**Given instruction**
Copy all lines that contain the word "structured".

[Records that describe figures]
####################

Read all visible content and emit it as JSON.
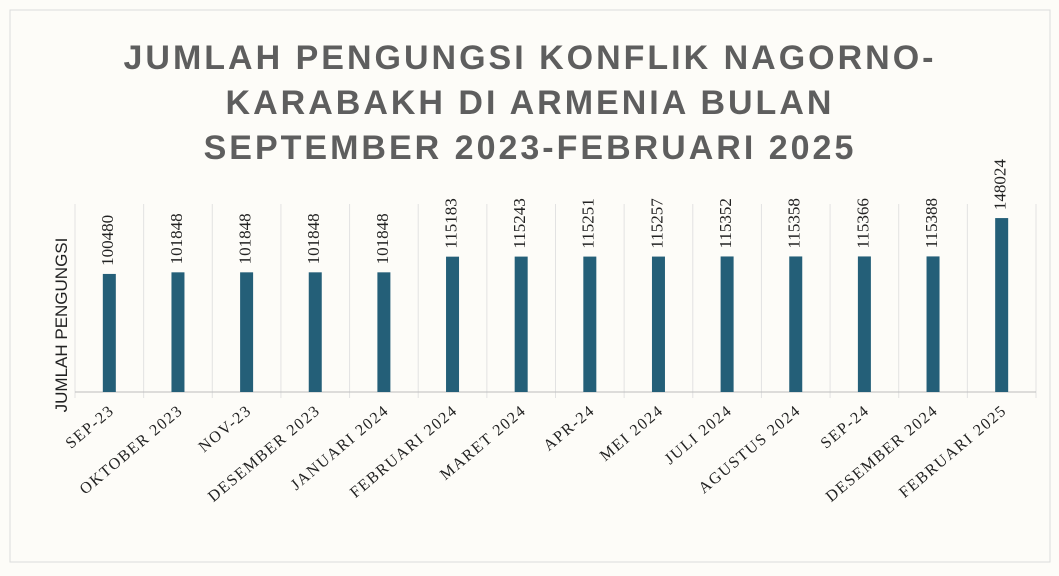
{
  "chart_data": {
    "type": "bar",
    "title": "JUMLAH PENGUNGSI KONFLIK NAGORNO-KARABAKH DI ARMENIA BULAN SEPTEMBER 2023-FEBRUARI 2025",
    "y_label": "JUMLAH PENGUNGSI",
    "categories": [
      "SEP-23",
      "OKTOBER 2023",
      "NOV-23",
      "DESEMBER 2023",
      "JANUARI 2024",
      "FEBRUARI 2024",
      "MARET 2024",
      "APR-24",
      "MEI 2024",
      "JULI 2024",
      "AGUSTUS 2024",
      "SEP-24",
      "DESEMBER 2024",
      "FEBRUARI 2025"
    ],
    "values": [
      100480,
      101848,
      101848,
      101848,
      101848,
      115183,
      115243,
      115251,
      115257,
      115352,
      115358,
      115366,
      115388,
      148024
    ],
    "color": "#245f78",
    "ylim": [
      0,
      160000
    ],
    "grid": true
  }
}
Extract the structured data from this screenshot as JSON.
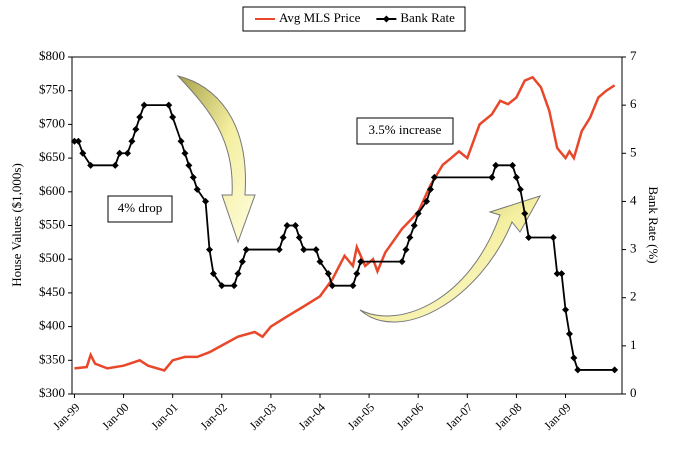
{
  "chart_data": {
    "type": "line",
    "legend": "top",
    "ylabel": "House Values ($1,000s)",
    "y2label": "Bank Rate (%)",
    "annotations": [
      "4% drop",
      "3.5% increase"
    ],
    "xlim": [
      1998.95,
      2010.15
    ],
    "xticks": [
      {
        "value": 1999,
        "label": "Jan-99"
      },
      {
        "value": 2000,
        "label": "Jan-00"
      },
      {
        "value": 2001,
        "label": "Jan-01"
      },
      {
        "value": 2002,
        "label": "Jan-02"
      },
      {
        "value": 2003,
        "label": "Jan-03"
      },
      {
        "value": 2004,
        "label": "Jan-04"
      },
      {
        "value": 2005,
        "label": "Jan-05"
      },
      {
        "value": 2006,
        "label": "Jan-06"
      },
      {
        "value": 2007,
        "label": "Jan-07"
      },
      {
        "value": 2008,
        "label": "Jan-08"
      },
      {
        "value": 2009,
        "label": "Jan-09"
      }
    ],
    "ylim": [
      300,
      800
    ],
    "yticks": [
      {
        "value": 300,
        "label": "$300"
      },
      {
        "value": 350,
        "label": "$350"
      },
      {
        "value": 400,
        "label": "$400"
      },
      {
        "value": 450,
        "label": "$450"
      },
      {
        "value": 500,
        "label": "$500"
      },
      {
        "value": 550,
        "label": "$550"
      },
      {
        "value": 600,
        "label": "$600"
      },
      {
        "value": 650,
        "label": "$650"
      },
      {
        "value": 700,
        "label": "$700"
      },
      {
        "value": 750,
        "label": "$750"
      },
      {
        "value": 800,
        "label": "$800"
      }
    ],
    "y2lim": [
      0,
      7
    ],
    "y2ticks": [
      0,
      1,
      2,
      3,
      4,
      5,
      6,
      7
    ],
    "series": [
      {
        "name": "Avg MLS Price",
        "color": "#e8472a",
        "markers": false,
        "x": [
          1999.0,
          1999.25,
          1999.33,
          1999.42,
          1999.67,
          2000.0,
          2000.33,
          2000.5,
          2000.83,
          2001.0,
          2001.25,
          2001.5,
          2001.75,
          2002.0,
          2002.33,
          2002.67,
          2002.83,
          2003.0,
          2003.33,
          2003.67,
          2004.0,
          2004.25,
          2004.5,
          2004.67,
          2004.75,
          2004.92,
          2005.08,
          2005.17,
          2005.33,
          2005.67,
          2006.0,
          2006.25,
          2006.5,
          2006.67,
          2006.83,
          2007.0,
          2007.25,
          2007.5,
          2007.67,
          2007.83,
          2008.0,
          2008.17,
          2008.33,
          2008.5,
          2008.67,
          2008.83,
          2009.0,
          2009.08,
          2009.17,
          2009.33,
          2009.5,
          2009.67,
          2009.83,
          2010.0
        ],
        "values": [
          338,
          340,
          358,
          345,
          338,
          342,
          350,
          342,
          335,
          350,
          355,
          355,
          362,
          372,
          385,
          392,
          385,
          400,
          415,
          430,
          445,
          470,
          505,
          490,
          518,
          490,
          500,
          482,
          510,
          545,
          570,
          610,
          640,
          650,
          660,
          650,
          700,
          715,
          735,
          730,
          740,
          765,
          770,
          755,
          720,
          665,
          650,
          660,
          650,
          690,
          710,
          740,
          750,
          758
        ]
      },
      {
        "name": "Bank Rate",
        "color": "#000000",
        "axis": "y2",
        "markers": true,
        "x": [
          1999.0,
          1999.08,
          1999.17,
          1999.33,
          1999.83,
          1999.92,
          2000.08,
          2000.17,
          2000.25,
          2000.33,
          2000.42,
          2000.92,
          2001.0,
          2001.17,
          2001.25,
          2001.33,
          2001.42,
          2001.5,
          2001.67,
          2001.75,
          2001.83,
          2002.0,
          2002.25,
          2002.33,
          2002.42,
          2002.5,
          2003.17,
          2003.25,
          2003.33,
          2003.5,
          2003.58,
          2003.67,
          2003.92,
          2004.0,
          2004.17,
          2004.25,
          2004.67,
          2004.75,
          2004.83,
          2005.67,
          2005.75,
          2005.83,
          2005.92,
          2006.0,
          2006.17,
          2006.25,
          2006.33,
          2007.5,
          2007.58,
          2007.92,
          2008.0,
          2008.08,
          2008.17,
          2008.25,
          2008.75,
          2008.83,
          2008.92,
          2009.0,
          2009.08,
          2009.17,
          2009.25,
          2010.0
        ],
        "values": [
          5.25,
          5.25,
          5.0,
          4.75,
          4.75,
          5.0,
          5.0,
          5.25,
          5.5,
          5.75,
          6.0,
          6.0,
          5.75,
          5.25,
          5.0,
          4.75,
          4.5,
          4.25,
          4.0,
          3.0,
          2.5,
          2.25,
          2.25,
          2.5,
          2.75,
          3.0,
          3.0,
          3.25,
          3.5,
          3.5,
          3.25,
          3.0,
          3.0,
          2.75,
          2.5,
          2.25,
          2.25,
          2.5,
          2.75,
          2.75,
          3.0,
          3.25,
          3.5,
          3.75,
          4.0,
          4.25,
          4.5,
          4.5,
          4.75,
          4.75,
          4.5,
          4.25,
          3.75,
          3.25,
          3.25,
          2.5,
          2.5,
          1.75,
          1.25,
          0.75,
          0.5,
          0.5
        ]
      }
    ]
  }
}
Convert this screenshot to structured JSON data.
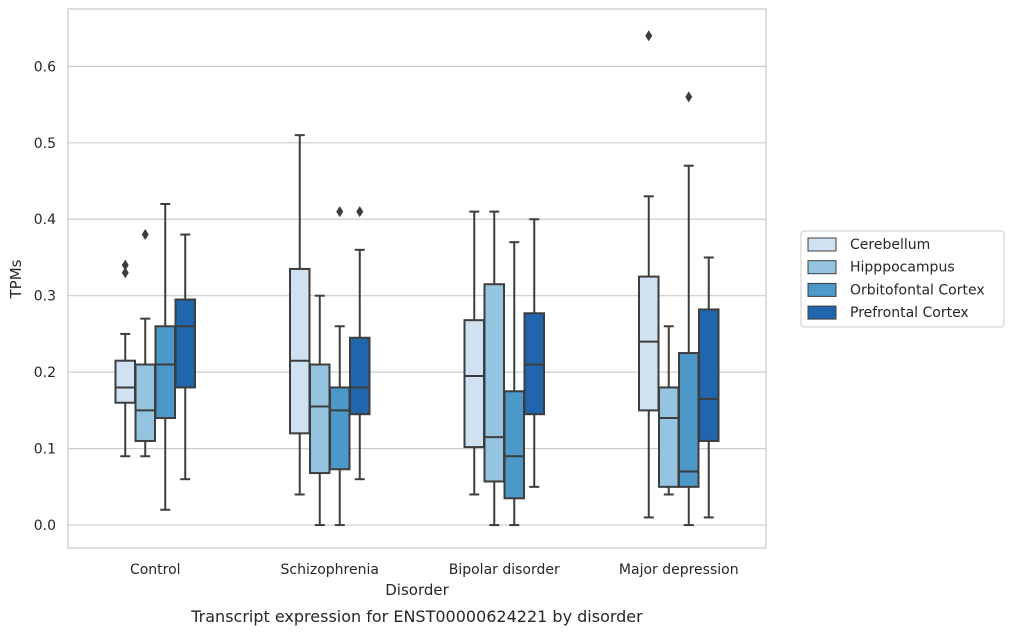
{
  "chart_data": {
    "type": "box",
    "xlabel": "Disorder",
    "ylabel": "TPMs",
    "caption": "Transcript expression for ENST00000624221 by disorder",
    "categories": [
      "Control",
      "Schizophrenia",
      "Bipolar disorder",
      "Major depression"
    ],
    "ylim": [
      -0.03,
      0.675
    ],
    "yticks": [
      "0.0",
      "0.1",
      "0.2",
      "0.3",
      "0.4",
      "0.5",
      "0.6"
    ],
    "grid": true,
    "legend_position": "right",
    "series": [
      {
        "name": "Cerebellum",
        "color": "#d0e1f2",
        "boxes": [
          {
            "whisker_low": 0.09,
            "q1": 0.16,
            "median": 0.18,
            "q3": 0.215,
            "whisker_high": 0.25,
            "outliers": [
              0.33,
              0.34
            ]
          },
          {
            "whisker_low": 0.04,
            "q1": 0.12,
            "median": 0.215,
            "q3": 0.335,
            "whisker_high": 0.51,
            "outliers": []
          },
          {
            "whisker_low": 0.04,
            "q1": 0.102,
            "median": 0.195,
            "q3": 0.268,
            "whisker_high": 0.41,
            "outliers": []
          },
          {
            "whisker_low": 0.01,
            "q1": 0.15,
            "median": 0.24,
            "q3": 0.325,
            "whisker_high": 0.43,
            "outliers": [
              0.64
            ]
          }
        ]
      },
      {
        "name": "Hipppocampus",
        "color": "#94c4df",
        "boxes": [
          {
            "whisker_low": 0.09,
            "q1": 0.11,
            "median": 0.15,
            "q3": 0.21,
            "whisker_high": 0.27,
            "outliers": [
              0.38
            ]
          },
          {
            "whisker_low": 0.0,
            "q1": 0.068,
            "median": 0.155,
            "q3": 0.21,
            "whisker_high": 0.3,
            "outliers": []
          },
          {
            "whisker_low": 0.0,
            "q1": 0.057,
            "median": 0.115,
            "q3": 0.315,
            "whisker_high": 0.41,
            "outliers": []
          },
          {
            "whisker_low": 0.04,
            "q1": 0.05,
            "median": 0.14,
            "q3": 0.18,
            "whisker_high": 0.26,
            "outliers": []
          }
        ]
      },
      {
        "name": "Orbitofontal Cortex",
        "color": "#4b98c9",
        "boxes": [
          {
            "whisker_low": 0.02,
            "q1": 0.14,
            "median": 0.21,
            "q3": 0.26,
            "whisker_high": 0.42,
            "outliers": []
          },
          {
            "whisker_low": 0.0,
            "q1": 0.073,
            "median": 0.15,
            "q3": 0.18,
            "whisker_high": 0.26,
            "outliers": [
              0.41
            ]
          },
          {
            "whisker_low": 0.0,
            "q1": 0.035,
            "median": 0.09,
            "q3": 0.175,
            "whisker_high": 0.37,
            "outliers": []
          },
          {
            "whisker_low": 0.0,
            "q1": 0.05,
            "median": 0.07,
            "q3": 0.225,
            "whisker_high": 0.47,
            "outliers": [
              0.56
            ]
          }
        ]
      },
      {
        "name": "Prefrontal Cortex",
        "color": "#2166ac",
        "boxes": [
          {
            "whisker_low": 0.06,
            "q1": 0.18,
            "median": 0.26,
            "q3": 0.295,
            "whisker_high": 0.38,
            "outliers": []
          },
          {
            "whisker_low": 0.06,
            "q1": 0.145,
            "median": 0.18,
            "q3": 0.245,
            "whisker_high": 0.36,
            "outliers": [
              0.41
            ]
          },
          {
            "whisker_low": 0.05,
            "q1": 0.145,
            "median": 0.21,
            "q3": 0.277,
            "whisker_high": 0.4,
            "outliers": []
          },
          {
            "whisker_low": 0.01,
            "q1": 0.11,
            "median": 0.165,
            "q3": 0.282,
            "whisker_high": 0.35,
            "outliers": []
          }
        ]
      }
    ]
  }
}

####################

**Correct result**
Extract the structured data from this screenshot as JSON.
Convert this screenshot to structured JSON data.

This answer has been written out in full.